Select every line holding the word "MorphCut" and copy it.

[Chart and figure data]
◆ ◆ ◆ ◆

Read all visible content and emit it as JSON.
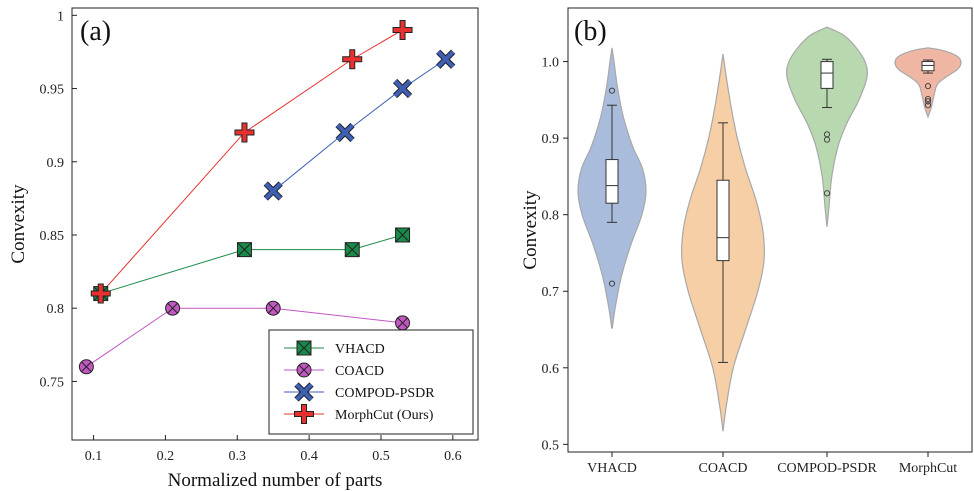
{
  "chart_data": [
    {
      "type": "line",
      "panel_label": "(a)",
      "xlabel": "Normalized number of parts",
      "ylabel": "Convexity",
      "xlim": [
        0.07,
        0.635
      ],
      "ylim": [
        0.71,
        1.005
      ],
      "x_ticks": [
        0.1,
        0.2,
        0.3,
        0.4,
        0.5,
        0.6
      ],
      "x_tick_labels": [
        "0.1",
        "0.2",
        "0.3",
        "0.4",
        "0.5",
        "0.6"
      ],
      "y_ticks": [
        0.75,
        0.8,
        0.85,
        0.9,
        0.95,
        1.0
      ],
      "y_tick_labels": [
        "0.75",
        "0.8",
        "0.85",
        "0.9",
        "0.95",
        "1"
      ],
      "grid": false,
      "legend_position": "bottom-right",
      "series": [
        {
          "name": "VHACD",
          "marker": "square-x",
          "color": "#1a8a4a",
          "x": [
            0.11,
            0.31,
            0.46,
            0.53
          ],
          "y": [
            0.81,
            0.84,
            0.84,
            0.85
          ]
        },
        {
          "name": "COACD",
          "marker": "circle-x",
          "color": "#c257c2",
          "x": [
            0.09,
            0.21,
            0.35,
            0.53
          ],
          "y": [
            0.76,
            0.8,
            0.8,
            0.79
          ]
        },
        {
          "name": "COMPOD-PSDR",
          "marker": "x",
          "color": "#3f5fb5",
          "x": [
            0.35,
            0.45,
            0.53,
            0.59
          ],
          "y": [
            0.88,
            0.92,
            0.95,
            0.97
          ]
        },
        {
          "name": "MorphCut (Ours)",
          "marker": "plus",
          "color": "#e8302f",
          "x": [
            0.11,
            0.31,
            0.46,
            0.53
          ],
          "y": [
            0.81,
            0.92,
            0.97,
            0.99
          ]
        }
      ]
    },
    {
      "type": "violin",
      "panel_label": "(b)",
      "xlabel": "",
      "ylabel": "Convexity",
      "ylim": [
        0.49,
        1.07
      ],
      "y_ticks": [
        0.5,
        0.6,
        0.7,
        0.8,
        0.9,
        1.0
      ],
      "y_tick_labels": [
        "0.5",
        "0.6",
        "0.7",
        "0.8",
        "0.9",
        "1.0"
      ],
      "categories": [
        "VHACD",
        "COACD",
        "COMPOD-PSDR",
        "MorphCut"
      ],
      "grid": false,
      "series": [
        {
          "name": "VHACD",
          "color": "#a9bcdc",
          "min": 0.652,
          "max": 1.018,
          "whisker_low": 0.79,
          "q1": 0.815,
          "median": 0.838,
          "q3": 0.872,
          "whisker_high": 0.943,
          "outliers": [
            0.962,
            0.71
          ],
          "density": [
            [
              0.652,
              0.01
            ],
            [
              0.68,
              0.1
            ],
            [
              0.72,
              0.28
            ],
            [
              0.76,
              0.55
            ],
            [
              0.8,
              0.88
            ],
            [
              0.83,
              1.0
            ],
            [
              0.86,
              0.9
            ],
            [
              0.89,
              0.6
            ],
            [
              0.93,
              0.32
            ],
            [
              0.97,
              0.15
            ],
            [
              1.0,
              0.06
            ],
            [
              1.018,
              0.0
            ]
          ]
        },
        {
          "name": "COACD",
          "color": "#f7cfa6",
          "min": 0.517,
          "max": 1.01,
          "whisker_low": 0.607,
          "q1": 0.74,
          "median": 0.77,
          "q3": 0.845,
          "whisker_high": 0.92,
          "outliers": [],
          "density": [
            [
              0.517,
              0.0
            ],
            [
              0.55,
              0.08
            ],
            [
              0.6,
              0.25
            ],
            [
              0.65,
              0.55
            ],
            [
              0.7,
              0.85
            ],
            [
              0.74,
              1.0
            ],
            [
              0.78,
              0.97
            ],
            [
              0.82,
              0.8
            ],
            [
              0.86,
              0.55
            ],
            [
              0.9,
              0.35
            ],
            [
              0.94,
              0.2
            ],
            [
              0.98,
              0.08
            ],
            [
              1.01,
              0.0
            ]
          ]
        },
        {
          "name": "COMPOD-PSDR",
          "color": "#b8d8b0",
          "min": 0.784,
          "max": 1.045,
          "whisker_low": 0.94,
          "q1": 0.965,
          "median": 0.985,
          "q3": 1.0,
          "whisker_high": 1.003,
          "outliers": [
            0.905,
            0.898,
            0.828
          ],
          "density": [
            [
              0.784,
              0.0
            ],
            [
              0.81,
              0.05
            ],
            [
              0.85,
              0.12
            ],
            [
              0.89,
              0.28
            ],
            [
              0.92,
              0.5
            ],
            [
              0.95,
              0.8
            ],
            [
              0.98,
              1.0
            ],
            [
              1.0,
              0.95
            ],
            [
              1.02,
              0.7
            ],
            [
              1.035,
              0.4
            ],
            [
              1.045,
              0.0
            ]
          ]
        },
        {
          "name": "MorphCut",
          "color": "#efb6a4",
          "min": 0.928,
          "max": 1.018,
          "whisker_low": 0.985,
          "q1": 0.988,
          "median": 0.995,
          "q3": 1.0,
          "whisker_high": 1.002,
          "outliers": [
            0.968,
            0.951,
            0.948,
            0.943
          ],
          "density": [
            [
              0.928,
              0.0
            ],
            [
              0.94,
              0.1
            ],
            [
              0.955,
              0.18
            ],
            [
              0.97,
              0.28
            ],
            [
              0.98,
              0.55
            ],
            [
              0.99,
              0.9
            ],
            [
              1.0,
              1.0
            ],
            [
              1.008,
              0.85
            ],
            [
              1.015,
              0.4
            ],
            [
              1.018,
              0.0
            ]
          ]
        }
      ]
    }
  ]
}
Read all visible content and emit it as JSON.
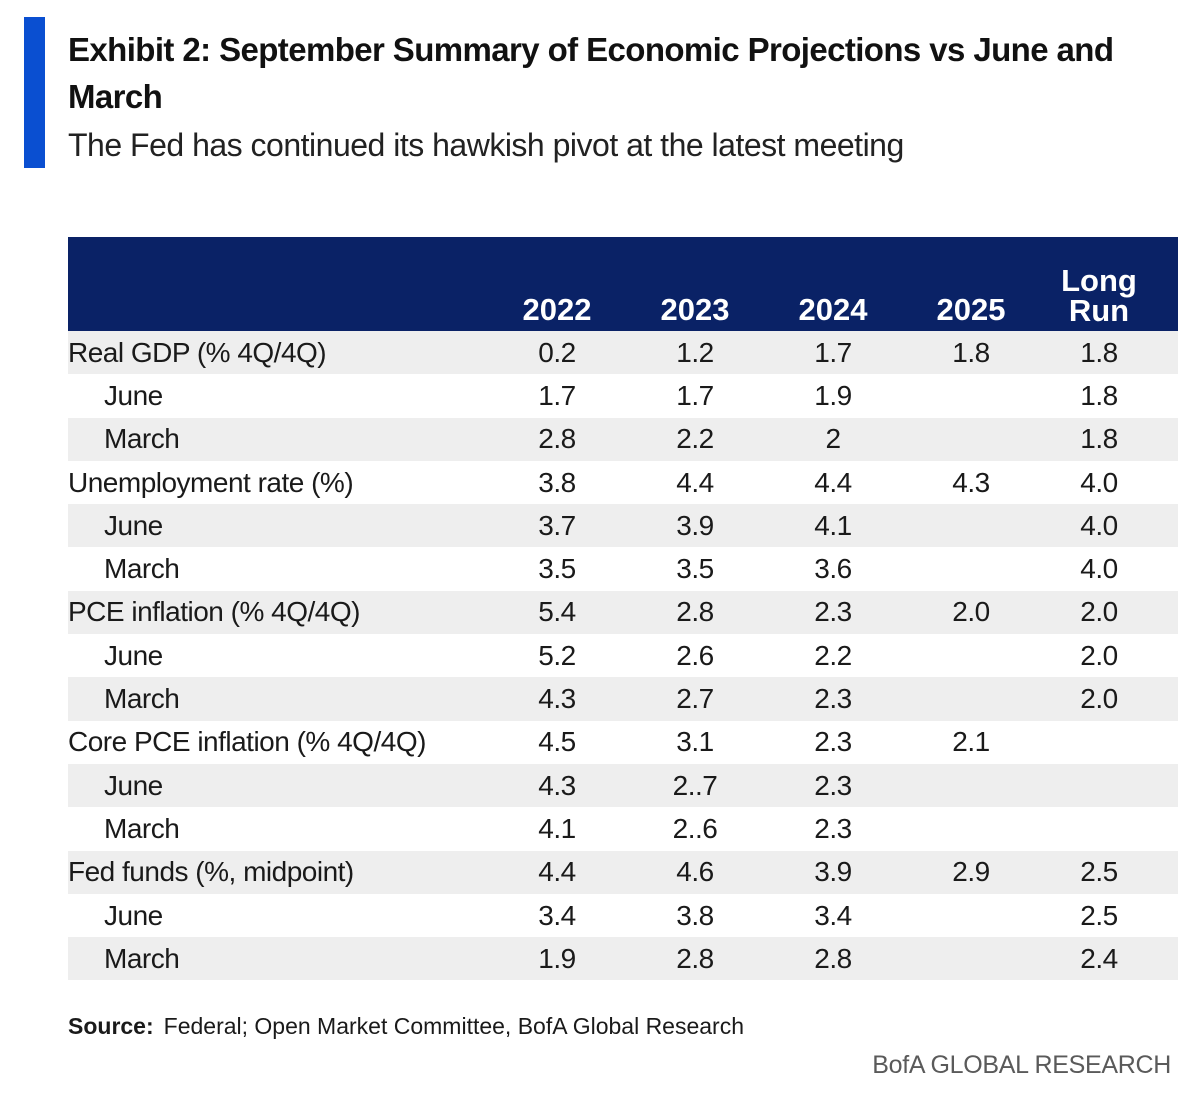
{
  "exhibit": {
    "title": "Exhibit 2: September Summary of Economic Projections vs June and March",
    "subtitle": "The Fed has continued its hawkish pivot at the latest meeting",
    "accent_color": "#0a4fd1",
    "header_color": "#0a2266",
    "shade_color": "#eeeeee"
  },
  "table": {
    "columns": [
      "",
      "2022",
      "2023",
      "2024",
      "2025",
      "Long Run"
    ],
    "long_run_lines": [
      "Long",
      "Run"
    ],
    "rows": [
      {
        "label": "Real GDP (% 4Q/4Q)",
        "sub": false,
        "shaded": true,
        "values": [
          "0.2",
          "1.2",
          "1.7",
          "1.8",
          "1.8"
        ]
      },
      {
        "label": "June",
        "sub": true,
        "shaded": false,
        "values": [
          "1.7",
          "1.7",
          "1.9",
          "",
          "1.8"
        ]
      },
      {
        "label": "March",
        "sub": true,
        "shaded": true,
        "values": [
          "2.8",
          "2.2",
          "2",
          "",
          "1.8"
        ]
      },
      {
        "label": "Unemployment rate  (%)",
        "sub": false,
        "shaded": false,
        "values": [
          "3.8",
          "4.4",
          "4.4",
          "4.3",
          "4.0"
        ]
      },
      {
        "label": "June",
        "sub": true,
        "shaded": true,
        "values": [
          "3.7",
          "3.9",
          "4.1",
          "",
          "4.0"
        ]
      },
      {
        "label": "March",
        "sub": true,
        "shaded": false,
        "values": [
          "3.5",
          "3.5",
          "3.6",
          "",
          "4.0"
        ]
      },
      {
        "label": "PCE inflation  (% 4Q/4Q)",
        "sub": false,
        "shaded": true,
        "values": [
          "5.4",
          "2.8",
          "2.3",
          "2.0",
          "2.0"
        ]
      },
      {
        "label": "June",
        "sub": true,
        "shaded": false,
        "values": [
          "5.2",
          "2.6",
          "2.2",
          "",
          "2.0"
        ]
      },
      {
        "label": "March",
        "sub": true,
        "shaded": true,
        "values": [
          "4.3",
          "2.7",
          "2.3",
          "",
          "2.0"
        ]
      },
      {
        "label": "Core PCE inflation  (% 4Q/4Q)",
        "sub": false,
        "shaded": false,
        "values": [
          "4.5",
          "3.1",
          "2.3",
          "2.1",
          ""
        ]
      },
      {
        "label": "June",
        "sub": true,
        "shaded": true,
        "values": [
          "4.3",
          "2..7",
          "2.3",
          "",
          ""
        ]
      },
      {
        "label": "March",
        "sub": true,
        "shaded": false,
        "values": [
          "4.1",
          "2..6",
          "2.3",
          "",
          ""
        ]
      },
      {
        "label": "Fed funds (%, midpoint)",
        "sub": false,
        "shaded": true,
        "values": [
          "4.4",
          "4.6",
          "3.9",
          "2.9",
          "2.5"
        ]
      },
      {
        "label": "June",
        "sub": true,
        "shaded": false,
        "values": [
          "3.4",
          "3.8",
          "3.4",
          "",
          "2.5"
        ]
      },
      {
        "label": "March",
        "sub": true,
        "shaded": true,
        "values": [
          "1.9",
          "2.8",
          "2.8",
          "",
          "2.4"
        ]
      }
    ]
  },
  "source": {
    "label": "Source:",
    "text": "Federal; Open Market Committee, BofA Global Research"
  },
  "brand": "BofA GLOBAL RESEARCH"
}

◆ ◆ ◆ ◆

Result of this task
          "name": "MorphCut (Ours)",
        "MorphCut"
          "name": "MorphCut",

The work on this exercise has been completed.